*WRITTEN REQUEST*
Go through the entries below and pick out every line with "label".

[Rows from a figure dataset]
==========

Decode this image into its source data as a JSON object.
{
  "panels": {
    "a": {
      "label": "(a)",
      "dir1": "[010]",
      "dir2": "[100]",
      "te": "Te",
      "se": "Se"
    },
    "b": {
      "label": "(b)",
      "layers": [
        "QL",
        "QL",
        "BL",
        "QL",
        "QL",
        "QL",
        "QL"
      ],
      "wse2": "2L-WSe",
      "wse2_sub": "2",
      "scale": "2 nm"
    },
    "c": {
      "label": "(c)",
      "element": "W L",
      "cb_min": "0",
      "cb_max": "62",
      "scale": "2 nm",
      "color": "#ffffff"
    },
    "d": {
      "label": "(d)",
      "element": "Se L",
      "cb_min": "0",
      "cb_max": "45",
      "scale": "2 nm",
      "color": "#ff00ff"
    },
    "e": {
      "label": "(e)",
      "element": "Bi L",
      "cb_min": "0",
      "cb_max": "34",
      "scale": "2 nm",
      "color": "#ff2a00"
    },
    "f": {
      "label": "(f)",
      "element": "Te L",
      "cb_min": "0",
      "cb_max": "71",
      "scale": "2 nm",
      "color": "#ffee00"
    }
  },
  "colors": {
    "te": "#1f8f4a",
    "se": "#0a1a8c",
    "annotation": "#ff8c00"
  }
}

==========

*SOLUTION TO THIS EXERCISE*
      "label": "(a)",
      "label": "(b)",
      "label": "(c)",
      "label": "(d)",
      "label": "(e)",
      "label": "(f)",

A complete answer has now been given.